Find the lines containing "Current" and say how many there are, with no other words.

+++ Data extract

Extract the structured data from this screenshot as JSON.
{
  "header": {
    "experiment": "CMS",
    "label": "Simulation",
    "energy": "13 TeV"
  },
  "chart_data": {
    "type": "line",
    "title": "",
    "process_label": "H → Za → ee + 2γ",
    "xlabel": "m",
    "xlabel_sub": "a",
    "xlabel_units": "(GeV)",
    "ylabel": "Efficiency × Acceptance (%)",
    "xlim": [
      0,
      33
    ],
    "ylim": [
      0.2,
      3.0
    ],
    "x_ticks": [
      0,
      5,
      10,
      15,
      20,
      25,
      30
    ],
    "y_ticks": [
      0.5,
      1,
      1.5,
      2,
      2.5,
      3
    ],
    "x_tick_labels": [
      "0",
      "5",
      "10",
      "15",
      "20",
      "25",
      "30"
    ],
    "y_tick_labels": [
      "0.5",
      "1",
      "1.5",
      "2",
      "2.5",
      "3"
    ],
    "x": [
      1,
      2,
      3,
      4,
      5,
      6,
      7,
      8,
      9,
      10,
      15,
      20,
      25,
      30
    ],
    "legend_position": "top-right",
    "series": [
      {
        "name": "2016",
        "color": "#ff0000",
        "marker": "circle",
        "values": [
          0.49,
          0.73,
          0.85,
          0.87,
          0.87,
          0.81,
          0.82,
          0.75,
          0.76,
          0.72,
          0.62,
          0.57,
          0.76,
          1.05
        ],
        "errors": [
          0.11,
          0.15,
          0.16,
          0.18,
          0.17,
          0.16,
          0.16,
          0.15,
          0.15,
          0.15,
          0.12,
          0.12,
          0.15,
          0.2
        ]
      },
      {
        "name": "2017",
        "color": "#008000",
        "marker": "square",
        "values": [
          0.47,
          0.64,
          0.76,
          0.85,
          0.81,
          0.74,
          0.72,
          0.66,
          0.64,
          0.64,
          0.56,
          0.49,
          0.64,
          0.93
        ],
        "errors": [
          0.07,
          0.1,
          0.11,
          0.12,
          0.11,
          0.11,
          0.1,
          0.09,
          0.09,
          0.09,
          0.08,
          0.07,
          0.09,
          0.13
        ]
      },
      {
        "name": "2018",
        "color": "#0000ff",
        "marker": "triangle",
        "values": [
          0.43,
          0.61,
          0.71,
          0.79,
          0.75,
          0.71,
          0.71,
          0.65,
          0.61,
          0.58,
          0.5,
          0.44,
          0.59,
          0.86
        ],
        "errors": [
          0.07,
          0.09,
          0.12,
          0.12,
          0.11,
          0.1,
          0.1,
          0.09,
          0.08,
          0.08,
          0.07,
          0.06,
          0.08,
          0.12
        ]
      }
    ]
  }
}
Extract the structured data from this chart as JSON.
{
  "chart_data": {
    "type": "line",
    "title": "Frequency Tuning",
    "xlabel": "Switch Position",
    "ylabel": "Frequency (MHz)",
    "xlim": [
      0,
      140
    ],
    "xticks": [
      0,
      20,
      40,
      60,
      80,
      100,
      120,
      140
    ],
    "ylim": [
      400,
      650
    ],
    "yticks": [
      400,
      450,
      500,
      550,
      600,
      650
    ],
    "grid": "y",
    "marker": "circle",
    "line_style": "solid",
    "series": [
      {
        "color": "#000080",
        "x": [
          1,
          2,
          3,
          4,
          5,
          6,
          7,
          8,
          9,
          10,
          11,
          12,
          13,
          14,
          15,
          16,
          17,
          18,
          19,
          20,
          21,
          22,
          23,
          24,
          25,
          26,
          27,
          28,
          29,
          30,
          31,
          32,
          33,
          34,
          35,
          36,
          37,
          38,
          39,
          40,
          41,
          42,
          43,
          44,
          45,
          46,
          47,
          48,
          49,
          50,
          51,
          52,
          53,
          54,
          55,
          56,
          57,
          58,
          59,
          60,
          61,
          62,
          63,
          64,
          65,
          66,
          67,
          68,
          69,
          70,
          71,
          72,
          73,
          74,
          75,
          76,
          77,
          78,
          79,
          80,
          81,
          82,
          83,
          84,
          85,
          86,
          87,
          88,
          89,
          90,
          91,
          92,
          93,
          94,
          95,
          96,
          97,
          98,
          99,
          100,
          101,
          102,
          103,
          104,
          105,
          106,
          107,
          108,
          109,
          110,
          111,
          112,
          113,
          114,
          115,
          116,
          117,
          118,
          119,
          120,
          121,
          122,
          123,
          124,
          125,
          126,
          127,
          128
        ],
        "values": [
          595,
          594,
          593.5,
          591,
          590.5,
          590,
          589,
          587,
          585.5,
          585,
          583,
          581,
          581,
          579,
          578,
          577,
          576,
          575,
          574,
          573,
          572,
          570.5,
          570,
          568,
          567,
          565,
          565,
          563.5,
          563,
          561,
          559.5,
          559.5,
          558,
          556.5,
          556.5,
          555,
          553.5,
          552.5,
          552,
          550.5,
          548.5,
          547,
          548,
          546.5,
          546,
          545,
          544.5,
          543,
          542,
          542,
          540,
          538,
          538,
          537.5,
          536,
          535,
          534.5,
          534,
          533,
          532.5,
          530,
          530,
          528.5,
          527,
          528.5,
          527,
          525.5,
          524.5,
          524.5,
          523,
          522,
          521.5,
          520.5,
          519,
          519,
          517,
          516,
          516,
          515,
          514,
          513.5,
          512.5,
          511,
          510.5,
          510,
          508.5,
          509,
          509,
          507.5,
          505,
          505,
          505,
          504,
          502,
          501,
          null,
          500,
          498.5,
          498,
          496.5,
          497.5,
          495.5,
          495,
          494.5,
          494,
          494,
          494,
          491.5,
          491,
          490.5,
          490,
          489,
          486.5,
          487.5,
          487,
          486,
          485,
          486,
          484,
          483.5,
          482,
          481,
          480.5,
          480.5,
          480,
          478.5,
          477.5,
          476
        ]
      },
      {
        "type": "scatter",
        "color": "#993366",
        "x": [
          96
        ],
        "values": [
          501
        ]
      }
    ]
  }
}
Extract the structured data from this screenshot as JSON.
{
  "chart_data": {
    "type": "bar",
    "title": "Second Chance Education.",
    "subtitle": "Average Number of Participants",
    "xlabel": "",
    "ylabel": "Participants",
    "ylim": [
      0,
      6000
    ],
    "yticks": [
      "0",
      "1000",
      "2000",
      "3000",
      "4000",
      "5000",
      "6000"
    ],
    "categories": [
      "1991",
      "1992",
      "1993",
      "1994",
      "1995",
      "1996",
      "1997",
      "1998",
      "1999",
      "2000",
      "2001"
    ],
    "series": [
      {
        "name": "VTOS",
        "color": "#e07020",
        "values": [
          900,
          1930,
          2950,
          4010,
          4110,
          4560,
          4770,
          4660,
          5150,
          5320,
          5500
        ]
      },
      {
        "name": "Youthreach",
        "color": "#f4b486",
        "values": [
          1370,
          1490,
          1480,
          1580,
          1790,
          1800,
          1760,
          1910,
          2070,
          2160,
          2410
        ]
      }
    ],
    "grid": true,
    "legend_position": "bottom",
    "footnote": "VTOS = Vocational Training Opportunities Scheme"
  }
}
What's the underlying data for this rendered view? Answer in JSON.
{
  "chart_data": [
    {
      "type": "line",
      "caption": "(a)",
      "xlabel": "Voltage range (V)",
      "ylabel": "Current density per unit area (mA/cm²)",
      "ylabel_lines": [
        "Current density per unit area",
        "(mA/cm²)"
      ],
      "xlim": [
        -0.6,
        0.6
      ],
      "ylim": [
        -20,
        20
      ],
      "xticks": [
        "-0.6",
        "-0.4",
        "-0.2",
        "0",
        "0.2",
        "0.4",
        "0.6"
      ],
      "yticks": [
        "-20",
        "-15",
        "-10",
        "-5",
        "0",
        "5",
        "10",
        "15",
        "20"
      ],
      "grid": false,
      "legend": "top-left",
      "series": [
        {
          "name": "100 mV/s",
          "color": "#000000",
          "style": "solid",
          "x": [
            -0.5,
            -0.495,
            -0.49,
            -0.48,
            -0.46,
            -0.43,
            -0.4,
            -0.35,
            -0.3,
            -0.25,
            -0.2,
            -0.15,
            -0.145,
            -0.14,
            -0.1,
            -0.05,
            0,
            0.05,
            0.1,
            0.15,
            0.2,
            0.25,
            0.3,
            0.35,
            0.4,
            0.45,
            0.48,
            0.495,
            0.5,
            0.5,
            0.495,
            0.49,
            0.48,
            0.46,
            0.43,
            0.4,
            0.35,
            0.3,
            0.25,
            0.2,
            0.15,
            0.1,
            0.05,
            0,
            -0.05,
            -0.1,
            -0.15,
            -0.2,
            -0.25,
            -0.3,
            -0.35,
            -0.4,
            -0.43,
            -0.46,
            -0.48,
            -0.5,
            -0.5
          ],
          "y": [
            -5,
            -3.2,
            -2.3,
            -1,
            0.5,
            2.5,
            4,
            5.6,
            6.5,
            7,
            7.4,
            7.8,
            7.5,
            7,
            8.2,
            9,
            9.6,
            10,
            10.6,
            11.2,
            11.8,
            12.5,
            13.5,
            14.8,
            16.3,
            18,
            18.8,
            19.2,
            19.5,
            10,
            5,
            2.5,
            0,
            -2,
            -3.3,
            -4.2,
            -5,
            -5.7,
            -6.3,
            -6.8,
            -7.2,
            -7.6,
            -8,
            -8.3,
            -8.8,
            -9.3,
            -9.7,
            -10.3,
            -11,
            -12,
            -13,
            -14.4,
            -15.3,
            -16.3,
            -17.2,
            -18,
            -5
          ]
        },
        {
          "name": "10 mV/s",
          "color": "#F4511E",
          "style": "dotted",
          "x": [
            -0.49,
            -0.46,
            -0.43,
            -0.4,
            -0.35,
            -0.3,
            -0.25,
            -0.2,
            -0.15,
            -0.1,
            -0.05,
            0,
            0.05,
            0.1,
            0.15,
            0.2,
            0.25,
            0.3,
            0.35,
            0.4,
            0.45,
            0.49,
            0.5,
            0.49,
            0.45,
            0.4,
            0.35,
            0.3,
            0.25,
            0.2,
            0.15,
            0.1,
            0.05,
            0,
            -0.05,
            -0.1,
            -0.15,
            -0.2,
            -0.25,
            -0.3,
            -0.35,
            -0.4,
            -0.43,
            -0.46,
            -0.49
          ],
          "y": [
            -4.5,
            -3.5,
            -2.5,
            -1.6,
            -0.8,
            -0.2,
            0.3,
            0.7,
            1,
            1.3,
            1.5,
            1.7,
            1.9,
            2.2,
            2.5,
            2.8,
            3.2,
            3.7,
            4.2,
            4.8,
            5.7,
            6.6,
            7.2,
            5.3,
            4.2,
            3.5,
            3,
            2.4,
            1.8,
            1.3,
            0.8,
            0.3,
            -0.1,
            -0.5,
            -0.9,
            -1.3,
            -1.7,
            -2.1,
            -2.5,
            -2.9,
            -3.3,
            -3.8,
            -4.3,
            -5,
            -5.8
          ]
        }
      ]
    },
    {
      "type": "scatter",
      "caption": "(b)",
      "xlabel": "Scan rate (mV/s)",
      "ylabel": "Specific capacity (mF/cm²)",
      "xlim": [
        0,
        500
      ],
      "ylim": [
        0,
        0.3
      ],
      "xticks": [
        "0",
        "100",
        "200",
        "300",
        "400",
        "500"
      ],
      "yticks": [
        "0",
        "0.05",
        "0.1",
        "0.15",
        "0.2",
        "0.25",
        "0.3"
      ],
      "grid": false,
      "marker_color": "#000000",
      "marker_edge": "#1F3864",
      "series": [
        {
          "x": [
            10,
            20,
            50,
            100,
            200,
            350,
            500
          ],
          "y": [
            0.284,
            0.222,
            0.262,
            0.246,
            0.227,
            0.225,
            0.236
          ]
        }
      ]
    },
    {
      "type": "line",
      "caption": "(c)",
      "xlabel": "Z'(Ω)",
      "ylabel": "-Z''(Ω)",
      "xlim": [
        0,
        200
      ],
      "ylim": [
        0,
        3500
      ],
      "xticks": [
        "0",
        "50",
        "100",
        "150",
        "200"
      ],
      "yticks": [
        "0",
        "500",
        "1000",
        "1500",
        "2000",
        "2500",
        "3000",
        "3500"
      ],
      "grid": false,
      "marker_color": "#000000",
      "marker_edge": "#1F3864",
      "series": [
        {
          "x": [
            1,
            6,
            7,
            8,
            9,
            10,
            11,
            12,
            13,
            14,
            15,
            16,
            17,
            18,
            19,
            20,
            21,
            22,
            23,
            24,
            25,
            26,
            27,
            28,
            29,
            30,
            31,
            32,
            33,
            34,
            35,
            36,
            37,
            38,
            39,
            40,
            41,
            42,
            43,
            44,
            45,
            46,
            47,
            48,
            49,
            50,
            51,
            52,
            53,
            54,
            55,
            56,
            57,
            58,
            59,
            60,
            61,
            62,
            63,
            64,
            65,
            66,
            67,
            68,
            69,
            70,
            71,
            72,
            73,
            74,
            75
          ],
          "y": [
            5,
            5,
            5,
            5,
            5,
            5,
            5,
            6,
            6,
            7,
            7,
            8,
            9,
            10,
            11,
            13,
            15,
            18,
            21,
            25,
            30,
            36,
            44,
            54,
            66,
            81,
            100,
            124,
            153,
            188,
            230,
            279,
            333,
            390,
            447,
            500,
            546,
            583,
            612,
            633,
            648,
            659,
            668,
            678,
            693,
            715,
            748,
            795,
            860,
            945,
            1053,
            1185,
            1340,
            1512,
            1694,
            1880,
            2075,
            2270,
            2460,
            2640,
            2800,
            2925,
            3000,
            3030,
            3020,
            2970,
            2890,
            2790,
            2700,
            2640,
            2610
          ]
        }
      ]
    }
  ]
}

++++++

[Exercise answer] 2